| Required work |
Scan the material and copy every line in which "noise" appears.

* START *

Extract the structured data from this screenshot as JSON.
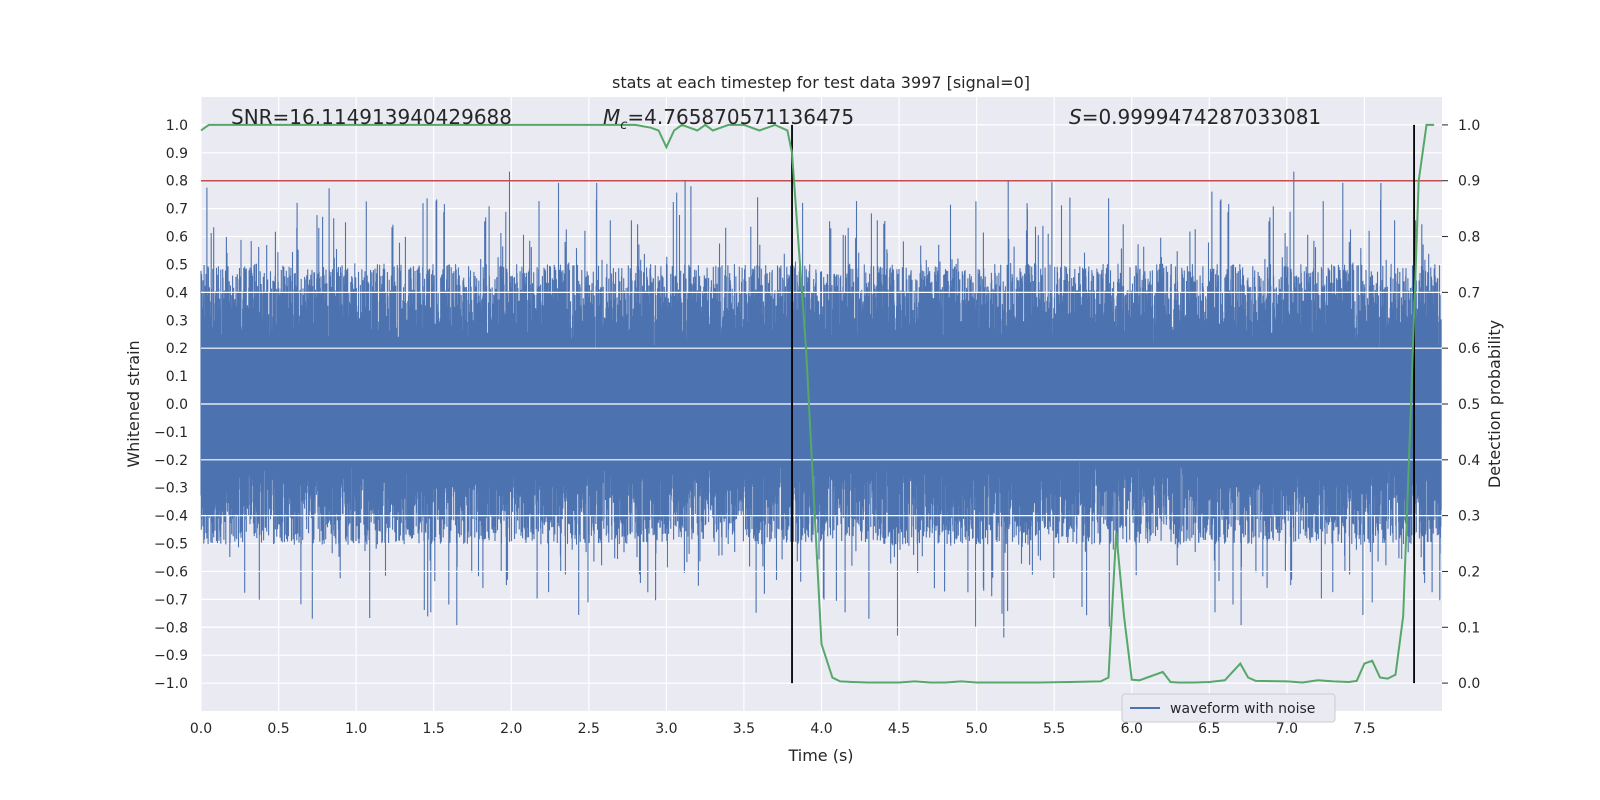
{
  "chart_data": {
    "type": "line",
    "title": "stats at each timestep for test data 3997 [signal=0]",
    "xlabel": "Time (s)",
    "ylabel": "Whitened strain",
    "y2label": "Detection probability",
    "xlim": [
      0.0,
      8.0
    ],
    "ylim": [
      -1.1,
      1.1
    ],
    "y2lim": [
      -0.05,
      1.05
    ],
    "x_ticks": [
      "0.0",
      "0.5",
      "1.0",
      "1.5",
      "2.0",
      "2.5",
      "3.0",
      "3.5",
      "4.0",
      "4.5",
      "5.0",
      "5.5",
      "6.0",
      "6.5",
      "7.0",
      "7.5"
    ],
    "y_ticks": [
      "1.0",
      "0.9",
      "0.8",
      "0.7",
      "0.6",
      "0.5",
      "0.4",
      "0.3",
      "0.2",
      "0.1",
      "0.0",
      "-0.1",
      "-0.2",
      "-0.3",
      "-0.4",
      "-0.5",
      "-0.6",
      "-0.7",
      "-0.8",
      "-0.9",
      "-1.0"
    ],
    "y2_ticks": [
      "1.0",
      "0.9",
      "0.8",
      "0.7",
      "0.6",
      "0.5",
      "0.4",
      "0.3",
      "0.2",
      "0.1",
      "0.0"
    ],
    "grid": true,
    "legend_position": "bottom-right",
    "annotations": {
      "snr": "SNR=16.114913940429688",
      "mc_symbol": "M",
      "mc_sub": "c",
      "mc_value": "=4.765870571136475",
      "s_symbol": "S",
      "s_value": "=0.9999474287033081"
    },
    "threshold_line": {
      "y2": 0.9,
      "color": "#c44e52"
    },
    "vertical_lines": [
      3.81,
      7.82
    ],
    "series": [
      {
        "name": "waveform with noise",
        "color": "#4c72b0",
        "kind": "noise",
        "envelope": {
          "typical_abs": 0.42,
          "max_abs": 1.0,
          "min": -1.0,
          "max": 0.96
        }
      },
      {
        "name": "",
        "color": "#55a868",
        "axis": "y2",
        "x": [
          0.0,
          0.05,
          0.1,
          0.2,
          0.5,
          1.0,
          1.5,
          2.0,
          2.5,
          2.8,
          2.9,
          2.95,
          3.0,
          3.05,
          3.1,
          3.2,
          3.25,
          3.3,
          3.4,
          3.5,
          3.6,
          3.7,
          3.78,
          3.81,
          3.9,
          4.0,
          4.07,
          4.12,
          4.2,
          4.3,
          4.5,
          4.6,
          4.7,
          4.8,
          4.9,
          5.0,
          5.2,
          5.4,
          5.6,
          5.8,
          5.85,
          5.9,
          5.95,
          6.0,
          6.05,
          6.1,
          6.2,
          6.25,
          6.3,
          6.4,
          6.5,
          6.6,
          6.7,
          6.75,
          6.8,
          7.0,
          7.1,
          7.2,
          7.3,
          7.4,
          7.45,
          7.5,
          7.55,
          7.6,
          7.65,
          7.7,
          7.75,
          7.8,
          7.85,
          7.9,
          7.95
        ],
        "y": [
          0.99,
          1.0,
          1.0,
          1.0,
          1.0,
          1.0,
          1.0,
          1.0,
          1.0,
          1.0,
          0.995,
          0.99,
          0.96,
          0.99,
          1.0,
          0.99,
          1.0,
          0.99,
          1.0,
          1.0,
          0.99,
          1.0,
          0.99,
          0.95,
          0.6,
          0.07,
          0.01,
          0.003,
          0.002,
          0.001,
          0.001,
          0.003,
          0.001,
          0.001,
          0.003,
          0.001,
          0.001,
          0.001,
          0.002,
          0.003,
          0.01,
          0.27,
          0.12,
          0.006,
          0.005,
          0.01,
          0.02,
          0.002,
          0.001,
          0.001,
          0.002,
          0.005,
          0.035,
          0.01,
          0.004,
          0.003,
          0.001,
          0.005,
          0.003,
          0.002,
          0.004,
          0.035,
          0.04,
          0.01,
          0.008,
          0.015,
          0.12,
          0.5,
          0.9,
          1.0,
          1.0
        ]
      }
    ]
  }
}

* END *

| Result of the task |
        "name": "waveform with noise",
        "kind": "noise",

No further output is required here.